- **Exercise requirements**
Set down, in full, every record in the block.

- **Supplied entries**
▬▬▬

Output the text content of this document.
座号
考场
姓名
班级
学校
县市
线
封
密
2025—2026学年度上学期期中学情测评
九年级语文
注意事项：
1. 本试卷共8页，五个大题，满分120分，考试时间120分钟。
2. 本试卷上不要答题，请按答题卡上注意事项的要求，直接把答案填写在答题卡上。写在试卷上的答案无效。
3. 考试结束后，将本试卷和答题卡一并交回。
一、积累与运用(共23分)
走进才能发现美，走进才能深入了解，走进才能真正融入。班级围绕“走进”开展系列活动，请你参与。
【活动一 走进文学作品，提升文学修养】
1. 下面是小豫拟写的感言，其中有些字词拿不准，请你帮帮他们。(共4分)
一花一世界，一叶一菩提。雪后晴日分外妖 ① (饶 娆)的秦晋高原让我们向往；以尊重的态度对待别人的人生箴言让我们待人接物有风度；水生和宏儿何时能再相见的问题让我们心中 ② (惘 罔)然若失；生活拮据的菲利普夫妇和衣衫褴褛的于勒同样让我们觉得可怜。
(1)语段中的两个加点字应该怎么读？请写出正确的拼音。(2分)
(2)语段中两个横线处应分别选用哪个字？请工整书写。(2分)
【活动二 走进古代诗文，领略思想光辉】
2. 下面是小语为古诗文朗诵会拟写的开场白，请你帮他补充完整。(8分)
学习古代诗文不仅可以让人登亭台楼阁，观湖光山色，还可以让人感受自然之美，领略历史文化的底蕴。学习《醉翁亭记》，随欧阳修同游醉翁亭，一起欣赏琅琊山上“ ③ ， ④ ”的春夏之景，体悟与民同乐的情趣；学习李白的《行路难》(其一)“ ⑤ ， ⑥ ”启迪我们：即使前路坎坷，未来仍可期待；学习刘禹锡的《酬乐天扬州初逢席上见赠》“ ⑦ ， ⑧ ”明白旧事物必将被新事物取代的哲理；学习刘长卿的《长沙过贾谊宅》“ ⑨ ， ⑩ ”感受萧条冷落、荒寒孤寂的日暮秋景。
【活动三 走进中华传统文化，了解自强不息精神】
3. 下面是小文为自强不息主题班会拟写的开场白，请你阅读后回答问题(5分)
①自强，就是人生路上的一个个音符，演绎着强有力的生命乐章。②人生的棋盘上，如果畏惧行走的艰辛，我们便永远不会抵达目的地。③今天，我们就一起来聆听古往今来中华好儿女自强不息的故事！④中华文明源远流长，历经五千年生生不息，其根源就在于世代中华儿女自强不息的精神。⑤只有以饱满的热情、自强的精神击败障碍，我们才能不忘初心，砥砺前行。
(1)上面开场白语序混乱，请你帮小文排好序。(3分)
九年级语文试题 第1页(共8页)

▬▬▬

- **Exercise answer**
Output the text content of this document.
座号
考场
姓名
班级
学校
县市
线
封
密
2025—2026学年度上学期期中学情测评
九年级语文
注意事项：
1. 本试卷共8页，五个大题，满分120分，考试时间120分钟。
2. 本试卷上不要答题，请按答题卡上注意事项的要求，直接把答案填写在答题卡上。写在试卷上的答案无效。
3. 考试结束后，将本试卷和答题卡一并交回。
一、积累与运用(共23分)
走进才能发现美，走进才能深入了解，走进才能真正融入。班级围绕“走进”开展系列活动，请你参与。
【活动一 走进文学作品，提升文学修养】
1. 下面是小豫拟写的感言，其中有些字词拿不准，请你帮帮他们。(共4分)
一花一世界，一叶一菩提。雪后晴日分外妖 ① (饶 娆)的秦晋高原让我们向往；以尊重的态度对待别人的人生箴言让我们待人接物有风度；水生和宏儿何时能再相见的问题让我们心中 ② (惘 罔)然若失；生活拮据的菲利普夫妇和衣衫褴褛的于勒同样让我们觉得可怜。
(1)语段中的两个加点字应该怎么读？请写出正确的拼音。(2分)
(2)语段中两个横线处应分别选用哪个字？请工整书写。(2分)
【活动二 走进古代诗文，领略思想光辉】
2. 下面是小语为古诗文朗诵会拟写的开场白，请你帮他补充完整。(8分)
学习古代诗文不仅可以让人登亭台楼阁，观湖光山色，还可以让人感受自然之美，领略历史文化的底蕴。学习《醉翁亭记》，随欧阳修同游醉翁亭，一起欣赏琅琊山上“ ③ ， ④ ”的春夏之景，体悟与民同乐的情趣；学习李白的《行路难》(其一)“ ⑤ ， ⑥ ”启迪我们：即使前路坎坷，未来仍可期待；学习刘禹锡的《酬乐天扬州初逢席上见赠》“ ⑦ ， ⑧ ”明白旧事物必将被新事物取代的哲理；学习刘长卿的《长沙过贾谊宅》“ ⑨ ， ⑩ ”感受萧条冷落、荒寒孤寂的日暮秋景。
【活动三 走进中华传统文化，了解自强不息精神】
3. 下面是小文为自强不息主题班会拟写的开场白，请你阅读后回答问题(5分)
①自强，就是人生路上的一个个音符，演绎着强有力的生命乐章。②人生的棋盘上，如果畏惧行走的艰辛，我们便永远不会抵达目的地。③今天，我们就一起来聆听古往今来中华好儿女自强不息的故事！④中华文明源远流长，历经五千年生生不息，其根源就在于世代中华儿女自强不息的精神。⑤只有以饱满的热情、自强的精神击败障碍，我们才能不忘初心，砥砺前行。
(1)上面开场白语序混乱，请你帮小文排好序。(3分)
九年级语文试题 第1页(共8页)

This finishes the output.